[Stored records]
----

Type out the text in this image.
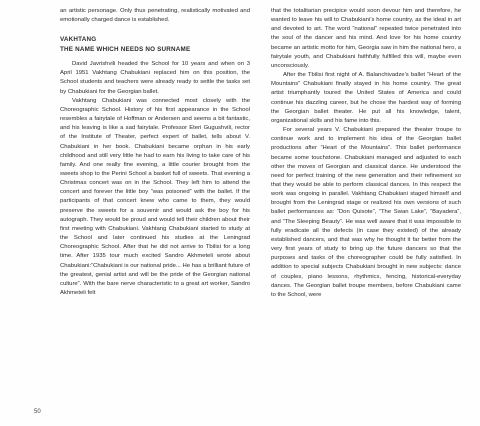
an artistic personage. Only thus penetrating, realistically motivated and emotionally charged dance is established.

VAKHTANG

THE NAME WHICH NEEDS NO SURNAME

David Javrishvili headed the School for 10 years and when on 3 April 1951 Vakhtang Chabukiani replaced him on this position, the School students and teachers were already ready to settle the tasks set by Chabukiani for the Georgian ballet.

Vakhtang Chabukiani was connected most closely with the Choreographic School. History of his first appearance in the School resembles a fairytale of Hoffman or Andersen and seems a bit fantastic, and his leaving is like a sad fairytale. Professor Eteri Gugushvili, rector of the Institute of Theater, perfect expert of ballet, tells about V. Chabukiani in her book. Chabukiani became orphan in his early childhood and still very little he had to earn his living to take care of his family. And one really fine evening, a little courier brought from the sweets shop to the Perini School a basket full of sweets. That evening a Christmas concert was on in the School. They left him to attend the concert and forever the little boy “was poisoned” with the ballet. If the participants of that concert knew who came to them, they would preserve the sweets for a souvenir and would ask the boy for his autograph. They would be proud and would tell their children about their first meeting with Chabukiani. Vakhtang Chabukiani started to study at the School and later continued his studies at the Leningrad Choreographic School. After that he did not arrive to Tbilisi for a long time. After 1935 tour much excited Sandro Akhmeteli wrote about Chabukiani:“Chabukiani is our national pride... He has a brilliant future of the greatest, genial artist and will be the pride of the Georgian national culture”. With the bare nerve characteristic to a great art worker, Sandro Akhmeteli felt

that the totalitarian precipice would soon devour him and therefore, he wanted to leave his will to Chabukiani’s home country, as the ideal in art and devoted to art. The word “national” repeated twice penetrated into the soul of the dancer and his mind. And love for his home country became an artistic motto for him, Georgia saw in him the national hero, a fairytale youth, and Chabukiani faithfully fulfilled this will, maybe even unconsciously.

After the Tbilisi first night of A. Balanchivadze’s ballet “Heart of the Mountains” Chabukiani finally stayed in his home country. The great artist triumphantly toured the United States of America and could continue his dazzling career, but he chose the hardest way of forming the Georgian ballet theater. He put all his knowledge, talent, organizational skills and his fame into this.

For several years V. Chabukiani prepared the theater troupe to continue work and to implement his idea of the Georgian ballet productions after “Heart of the Mountains”. This ballet performance became some touchstone. Chabukiani managed and adjusted to each other the moves of Georgian and classical dance. He understood the need for perfect training of the new generation and their refinement so that they would be able to perform classical dances. In this respect the work was ongoing in parallel. Vakhtang Chabukiani staged himself and brought from the Leningrad stage or realized his own versions of such ballet performances as: “Don Quixote”, “The Swan Lake”, “Bayadera”, and “The Sleeping Beauty”. He was well aware that it was impossible to fully eradicate all the defects (in case they existed) of the already established dancers, and that was why he thought it far better from the very first years of study to bring up the future dancers so that the purposes and tasks of the choreographer could be fully satisfied. In addition to special subjects Chabukiani brought in new subjects: dance of couples, piano lessons, rhythmics, fencing, historical-everyday dances. The Georgian ballet troupe members, before Chabukiani came to the School, were

50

----

Problem: Copy each line of the entries that includes the word "artistic".

Solution below:
an artistic personage. Only thus penetrating, realistically motivated and emotionally charged dance is established.
that the totalitarian precipice would soon devour him and therefore, he wanted to leave his will to Chabukiani’s home country, as the ideal in art and devoted to art. The word “national” repeated twice penetrated into the soul of the dancer and his mind. And love for his home country became an artistic motto for him, Georgia saw in him the national hero, a fairytale youth, and Chabukiani faithfully fulfilled this will, maybe even unconsciously.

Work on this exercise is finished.